Text shown
Purpose of the Study:

  • To compile and analyze H295R assay data, including triggered higher-tier testing.
  • To evaluate the impact of statistical analysis and interpretation criteria on H295R outcomes.
  • To propose refined criteria for improved H295R data interpretation and regulatory use.

Main Methods:

  • Compilation of a stakeholder database of H295R reference and test item data.
  • Inclusion of information on triggered Level 5 reproductive toxicity studies.
  • Analysis of pairwise significance testing and application of complementary interpretation criteria (e.g., 1.5-fold change).

Main Results:

  • The H295R assay demonstrated challenges in meeting quality control acceptance criteria.
  • Pairwise significance testing led to overly sensitive positive outcomes, increasing the assay's positive hit rate.

Questions on the material
1. Copy from the H295R study summary the passage starting at "Purpose of the" and ending at "test item data.".
2. In the H295R study summary, what example is given of a complementary interpretation criterion?
3. Pick up the H295R study summary after its last line and continue it.

The data
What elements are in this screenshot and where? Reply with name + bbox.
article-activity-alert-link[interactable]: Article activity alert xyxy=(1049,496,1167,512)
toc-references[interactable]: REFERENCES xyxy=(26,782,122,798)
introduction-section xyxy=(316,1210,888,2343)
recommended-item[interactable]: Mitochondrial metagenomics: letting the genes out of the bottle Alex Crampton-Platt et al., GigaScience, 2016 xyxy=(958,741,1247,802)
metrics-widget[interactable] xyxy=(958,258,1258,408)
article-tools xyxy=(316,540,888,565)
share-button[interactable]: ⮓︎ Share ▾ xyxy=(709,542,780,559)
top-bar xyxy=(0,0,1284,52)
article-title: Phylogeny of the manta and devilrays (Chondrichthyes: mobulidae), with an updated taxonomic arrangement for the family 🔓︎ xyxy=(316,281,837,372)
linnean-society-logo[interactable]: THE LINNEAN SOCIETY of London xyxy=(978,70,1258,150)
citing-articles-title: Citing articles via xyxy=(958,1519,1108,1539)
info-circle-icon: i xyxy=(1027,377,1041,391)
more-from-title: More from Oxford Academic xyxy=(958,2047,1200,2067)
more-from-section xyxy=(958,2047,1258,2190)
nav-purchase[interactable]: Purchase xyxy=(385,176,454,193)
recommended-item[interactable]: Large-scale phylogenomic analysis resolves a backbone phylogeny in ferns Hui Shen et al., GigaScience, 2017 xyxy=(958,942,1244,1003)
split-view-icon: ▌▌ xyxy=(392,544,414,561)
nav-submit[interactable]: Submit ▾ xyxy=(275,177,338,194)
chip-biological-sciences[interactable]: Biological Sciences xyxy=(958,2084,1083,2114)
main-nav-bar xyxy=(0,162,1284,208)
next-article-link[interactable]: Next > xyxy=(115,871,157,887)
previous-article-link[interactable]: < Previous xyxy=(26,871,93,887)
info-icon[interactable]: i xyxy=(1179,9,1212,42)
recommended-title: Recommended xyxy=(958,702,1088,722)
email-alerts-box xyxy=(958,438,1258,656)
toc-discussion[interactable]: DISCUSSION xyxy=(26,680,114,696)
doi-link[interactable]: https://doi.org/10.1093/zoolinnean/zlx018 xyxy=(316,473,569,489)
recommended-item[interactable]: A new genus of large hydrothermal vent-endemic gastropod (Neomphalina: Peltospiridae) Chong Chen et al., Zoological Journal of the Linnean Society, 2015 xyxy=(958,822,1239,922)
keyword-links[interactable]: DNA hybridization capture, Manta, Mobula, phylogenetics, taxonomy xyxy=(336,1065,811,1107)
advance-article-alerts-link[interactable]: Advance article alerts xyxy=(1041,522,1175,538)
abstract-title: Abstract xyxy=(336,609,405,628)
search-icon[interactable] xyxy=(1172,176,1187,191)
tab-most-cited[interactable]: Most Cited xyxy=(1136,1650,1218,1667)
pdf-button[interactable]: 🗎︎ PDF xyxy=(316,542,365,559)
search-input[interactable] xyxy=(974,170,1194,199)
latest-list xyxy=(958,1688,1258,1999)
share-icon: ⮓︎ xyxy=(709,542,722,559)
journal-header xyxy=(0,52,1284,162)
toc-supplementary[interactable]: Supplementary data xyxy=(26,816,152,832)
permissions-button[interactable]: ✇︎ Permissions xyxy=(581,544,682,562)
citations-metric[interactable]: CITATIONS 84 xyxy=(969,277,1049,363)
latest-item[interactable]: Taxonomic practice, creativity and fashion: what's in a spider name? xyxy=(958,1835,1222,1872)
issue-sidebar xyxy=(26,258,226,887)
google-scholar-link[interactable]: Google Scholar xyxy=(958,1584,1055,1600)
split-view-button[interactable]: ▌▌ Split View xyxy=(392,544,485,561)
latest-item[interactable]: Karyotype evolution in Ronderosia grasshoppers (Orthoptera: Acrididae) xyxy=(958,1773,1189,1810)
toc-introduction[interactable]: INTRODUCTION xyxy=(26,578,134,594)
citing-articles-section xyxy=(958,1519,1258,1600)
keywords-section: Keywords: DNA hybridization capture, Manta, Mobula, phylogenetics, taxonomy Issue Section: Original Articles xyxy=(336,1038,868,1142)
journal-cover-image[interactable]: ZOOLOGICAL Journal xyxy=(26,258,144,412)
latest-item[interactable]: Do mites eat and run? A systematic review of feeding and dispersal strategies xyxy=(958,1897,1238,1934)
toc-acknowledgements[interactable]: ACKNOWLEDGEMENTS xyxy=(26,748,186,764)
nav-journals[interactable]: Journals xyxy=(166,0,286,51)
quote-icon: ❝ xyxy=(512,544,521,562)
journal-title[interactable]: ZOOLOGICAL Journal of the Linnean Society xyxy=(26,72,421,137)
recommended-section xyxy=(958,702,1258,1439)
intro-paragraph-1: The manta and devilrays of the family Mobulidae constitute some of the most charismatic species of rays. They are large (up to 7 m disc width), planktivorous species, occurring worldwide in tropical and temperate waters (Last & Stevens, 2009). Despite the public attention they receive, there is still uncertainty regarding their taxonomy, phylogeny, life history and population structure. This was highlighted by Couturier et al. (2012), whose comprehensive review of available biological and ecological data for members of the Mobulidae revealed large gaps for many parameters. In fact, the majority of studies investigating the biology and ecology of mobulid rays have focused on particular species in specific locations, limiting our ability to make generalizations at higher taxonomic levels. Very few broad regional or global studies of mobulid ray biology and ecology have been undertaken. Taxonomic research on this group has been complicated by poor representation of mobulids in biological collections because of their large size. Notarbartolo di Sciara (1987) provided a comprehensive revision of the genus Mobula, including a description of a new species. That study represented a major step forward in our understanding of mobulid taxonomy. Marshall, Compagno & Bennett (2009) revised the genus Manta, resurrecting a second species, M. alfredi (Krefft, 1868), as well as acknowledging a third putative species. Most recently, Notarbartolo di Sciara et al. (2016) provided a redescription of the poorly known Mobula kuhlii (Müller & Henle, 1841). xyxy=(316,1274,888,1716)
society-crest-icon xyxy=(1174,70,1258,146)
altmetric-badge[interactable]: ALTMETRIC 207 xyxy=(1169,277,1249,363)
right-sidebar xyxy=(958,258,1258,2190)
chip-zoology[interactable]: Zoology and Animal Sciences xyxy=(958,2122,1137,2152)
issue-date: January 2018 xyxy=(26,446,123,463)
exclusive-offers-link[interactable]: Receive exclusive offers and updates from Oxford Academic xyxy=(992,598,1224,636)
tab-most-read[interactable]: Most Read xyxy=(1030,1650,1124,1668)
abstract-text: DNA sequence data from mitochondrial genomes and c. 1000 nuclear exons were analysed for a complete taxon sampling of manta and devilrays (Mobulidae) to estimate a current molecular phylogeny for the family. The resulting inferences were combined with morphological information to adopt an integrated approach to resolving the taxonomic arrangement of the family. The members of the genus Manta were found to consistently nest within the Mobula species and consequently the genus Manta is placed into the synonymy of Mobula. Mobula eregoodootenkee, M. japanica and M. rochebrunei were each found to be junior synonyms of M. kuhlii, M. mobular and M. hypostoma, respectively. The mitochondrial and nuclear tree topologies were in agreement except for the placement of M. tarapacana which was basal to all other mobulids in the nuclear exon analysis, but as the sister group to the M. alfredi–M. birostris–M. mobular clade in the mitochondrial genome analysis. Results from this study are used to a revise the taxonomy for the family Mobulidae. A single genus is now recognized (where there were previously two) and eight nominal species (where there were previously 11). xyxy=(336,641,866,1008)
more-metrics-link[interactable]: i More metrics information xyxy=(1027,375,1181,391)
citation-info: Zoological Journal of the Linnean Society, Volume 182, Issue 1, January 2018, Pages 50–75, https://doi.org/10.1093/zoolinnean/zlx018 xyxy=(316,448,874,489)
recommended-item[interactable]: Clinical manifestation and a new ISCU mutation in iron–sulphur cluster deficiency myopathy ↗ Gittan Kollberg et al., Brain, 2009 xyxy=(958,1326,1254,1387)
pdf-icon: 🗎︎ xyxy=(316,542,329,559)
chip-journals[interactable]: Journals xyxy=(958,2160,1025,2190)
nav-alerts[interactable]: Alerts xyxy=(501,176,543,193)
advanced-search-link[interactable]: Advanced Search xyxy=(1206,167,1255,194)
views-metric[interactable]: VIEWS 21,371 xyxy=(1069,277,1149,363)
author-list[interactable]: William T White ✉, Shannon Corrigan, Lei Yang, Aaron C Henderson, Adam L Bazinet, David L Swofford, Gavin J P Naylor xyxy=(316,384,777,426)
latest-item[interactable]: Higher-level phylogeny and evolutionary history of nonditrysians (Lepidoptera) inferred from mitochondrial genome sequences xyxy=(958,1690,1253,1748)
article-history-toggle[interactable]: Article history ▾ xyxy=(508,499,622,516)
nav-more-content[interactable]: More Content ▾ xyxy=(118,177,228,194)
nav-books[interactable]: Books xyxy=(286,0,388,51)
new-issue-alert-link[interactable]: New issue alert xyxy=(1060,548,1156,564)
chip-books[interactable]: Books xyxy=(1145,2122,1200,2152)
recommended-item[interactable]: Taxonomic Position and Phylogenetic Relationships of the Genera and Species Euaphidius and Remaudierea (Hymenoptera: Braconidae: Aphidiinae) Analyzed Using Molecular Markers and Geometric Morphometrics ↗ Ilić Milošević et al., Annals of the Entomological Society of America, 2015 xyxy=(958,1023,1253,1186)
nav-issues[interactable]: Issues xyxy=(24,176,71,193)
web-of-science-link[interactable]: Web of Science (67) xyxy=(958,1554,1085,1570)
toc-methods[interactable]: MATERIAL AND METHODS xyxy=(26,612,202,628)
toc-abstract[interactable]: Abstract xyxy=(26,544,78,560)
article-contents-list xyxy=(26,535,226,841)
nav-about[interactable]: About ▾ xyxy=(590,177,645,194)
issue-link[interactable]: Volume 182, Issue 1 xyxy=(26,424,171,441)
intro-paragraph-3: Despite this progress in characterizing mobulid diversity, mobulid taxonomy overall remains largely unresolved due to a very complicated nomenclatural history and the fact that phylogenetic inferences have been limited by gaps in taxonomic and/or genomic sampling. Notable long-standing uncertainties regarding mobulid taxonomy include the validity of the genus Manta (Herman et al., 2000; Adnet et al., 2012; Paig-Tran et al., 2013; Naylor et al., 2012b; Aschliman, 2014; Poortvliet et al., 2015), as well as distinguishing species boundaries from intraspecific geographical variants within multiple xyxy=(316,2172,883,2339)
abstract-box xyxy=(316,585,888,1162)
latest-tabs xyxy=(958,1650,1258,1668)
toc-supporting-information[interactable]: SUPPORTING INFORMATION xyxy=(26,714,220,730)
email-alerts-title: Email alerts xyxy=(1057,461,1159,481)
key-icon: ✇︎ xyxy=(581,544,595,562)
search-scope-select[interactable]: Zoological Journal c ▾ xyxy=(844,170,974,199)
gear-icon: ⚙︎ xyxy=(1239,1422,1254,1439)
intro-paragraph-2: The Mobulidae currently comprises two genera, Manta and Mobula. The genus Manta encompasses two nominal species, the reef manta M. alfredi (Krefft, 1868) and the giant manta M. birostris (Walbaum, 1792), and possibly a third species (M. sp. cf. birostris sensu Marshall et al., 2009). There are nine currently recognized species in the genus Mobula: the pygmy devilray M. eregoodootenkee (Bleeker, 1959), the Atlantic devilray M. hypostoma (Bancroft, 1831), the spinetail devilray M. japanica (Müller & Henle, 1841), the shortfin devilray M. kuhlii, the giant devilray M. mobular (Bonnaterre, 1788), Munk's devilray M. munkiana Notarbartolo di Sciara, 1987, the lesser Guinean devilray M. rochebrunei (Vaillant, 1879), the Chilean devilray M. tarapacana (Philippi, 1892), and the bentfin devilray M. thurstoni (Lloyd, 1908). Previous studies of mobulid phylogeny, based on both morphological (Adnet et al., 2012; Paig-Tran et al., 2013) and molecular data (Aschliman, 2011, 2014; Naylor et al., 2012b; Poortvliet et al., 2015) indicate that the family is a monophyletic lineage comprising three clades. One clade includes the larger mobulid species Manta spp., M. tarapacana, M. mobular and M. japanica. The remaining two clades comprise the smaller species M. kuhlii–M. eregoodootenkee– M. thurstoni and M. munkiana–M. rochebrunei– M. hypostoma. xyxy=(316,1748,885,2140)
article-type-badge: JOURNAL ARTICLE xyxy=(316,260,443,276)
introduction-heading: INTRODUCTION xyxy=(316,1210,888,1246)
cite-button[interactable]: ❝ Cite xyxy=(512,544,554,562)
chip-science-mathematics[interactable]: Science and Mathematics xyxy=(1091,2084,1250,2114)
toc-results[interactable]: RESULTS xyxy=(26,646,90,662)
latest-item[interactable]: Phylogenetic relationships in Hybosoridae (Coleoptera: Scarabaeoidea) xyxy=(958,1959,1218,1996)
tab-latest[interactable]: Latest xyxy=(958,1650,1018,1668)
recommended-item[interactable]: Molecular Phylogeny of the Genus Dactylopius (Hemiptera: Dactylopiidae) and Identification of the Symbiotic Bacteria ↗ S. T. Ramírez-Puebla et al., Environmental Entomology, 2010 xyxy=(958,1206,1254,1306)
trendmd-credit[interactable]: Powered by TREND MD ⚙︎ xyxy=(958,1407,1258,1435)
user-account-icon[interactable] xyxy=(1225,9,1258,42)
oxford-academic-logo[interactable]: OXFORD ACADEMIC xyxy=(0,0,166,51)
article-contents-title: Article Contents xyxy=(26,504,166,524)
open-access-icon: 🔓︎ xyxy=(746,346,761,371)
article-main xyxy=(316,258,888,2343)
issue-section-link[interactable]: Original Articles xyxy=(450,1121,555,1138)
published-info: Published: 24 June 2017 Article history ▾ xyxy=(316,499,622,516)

Your responses
1.
Purpose of the Study:

  • To compile and analyze H295R assay data, including triggered higher-tier testing.
  • To evaluate the impact of statistical analysis and interpretation criteria on H295R outcomes.
  • To propose refined criteria for improved H295R data interpretation and regulatory use.

Main Methods:

  • Compilation of a stakeholder database of H295R reference and test item data.

2. A 1.5-fold change.

3.
  • Complementary interpretation criteria significantly reduced equivocal and positive outcomes, enhancing the identification of robust effects.

Conclusions:

  • Stricter data interpretation criteria, such as fold-change thresholds, can refine H295R assay results.
  • Improved interpretation can reduce unnecessary in vivo follow-up testing, as suggested by a case study.
  • The proposed criteria enhance H295R data interpretation for regulatory decision-making in endocrine disruption assessment.